AUSGANGSTEXT:
◆ ◆ ◆ ◆
Das Franz Marc Museum in Kochel zeigt die Ausstellung „Tierschicksale“. Es berührt, wie der Künstler in seinen Werken den Ersten Weltkrieg vorausgesehen hat. Eine Schau zwischen Idylle und Apokalypse. Stark!

„Sinnloses Blutvergießen.“ Im Grunde ist das ein weißer Schimmel. Weil jedes Blutvergießen sinnlos ist. Oder nicht? Franz Marc (1880-1916) schien das am Ende seines kurzen Lebens infrage zu stellen. Der begnadete Maler und Zeichner, der 1916 in der Nähe von Verdun durch einen Granatsplitter tödlich am Kopf getroffen wurde, glaubte zuletzt daran, dass der Krieg auch eine Art Säuberung sein könne. Er hoffte, dass das durch die Industrialisierung hervorgerufene Elend, die soziale Ungerechtigkeit, die Doppelmoral auf den Schlachtfeldern ihr Ende finden und ein neues Europa aus den Trümmern erwachsen könne. Erst die Apokalypse, dann die Auferstehung. Es war ein verzweifelter Wunschtraum, der zum unzweifelhaften Albtraum wurde.

Franz Marc (1880-1916)
Franz Marc (1880-1916). © Ullstein

ImFranz Marc Museum in Kochel kann man nun in der berührenden Ausstellung „Tierschicksale“ den Wandel des Künstlers vom Mann der Harmonie hin zum Kreuzritter für die gute Sache nachvollziehen. Inspiriert durch Gustave Flauberts (1821-1880) Novelle „Die Legende von Sankt Julian dem Gastfreien“ (1877) schuf Marc ab 1907 immer mehr verstörende Skizzen, Aquarelle und Tuschezeichnungen, die das Leid sterbender Tiere einfangen.
◆ ◆ ◆ ◆
Auflistungen von Elementen und Bereichen:
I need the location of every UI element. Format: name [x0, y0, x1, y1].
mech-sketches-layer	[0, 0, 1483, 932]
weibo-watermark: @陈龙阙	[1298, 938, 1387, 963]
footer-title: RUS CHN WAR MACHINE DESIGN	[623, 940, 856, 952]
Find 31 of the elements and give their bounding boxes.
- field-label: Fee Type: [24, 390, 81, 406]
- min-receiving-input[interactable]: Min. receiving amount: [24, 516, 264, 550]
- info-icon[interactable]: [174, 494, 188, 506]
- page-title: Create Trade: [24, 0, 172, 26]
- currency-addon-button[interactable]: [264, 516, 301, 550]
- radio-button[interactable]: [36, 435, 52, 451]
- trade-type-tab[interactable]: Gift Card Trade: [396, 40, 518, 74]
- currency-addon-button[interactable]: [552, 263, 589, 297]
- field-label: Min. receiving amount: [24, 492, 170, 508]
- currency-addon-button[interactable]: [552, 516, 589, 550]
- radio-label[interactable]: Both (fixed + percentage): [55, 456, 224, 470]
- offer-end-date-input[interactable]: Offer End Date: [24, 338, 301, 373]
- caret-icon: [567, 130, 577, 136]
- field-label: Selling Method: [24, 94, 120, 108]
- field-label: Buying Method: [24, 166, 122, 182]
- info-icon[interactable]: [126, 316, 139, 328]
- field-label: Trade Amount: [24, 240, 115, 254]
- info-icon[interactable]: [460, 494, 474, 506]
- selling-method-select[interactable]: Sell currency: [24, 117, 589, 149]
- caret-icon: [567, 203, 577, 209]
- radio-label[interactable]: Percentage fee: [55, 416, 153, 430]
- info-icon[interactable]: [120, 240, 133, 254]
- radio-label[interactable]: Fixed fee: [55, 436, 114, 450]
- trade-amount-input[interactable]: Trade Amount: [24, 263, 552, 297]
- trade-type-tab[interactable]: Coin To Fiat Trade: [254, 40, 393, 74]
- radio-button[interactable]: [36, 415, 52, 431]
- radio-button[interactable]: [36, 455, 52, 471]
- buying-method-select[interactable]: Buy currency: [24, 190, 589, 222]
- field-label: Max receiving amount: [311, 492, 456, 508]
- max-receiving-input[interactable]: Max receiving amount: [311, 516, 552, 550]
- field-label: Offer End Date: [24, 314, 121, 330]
◆ ◆ ◆ ◆
AUFGABEN:
#1 Schreibe aus dem Text über die Franz-Marc-Ausstellung die Stelle von „ImFranz Marc Museum“ bis „sterbender Tiere einfangen.“ wortgetreu ab.
#2 Ordne die Zeilen der Datensätze vom Anfang bis einschließlich der Zeile mit „- field-label: Buying“ als nummerierte Liste an und lass Leerzeilen weg.

LÖSUNGEN:
#1
ImFranz Marc Museum in Kochel kann man nun in der berührenden Ausstellung „Tierschicksale“ den Wandel des Künstlers vom Mann der Harmonie hin zum Kreuzritter für die gute Sache nachvollziehen. Inspiriert durch Gustave Flauberts (1821-1880) Novelle „Die Legende von Sankt Julian dem Gastfreien“ (1877) schuf Marc ab 1907 immer mehr verstörende Skizzen, Aquarelle und Tuschezeichnungen, die das Leid sterbender Tiere einfangen.

#2
1. I need the location of every UI element. Format: name [x0, y0, x1, y1].
2. mech-sketches-layer	[0, 0, 1483, 932]
3. weibo-watermark: @陈龙阙	[1298, 938, 1387, 963]
4. footer-title: RUS CHN WAR MACHINE DESIGN	[623, 940, 856, 952]
5. Find 31 of the elements and give their bounding boxes.
6. - field-label: Fee Type: [24, 390, 81, 406]
7. - min-receiving-input[interactable]: Min. receiving amount: [24, 516, 264, 550]
8. - info-icon[interactable]: [174, 494, 188, 506]
9. - page-title: Create Trade: [24, 0, 172, 26]
10. - currency-addon-button[interactable]: [264, 516, 301, 550]
11. - radio-button[interactable]: [36, 435, 52, 451]
12. - trade-type-tab[interactable]: Gift Card Trade: [396, 40, 518, 74]
13. - currency-addon-button[interactable]: [552, 263, 589, 297]
14. - field-label: Min. receiving amount: [24, 492, 170, 508]
15. - currency-addon-button[interactable]: [552, 516, 589, 550]
16. - radio-label[interactable]: Both (fixed + percentage): [55, 456, 224, 470]
17. - offer-end-date-input[interactable]: Offer End Date: [24, 338, 301, 373]
18. - caret-icon: [567, 130, 577, 136]
19. - field-label: Selling Method: [24, 94, 120, 108]
20. - field-label: Buying Method: [24, 166, 122, 182]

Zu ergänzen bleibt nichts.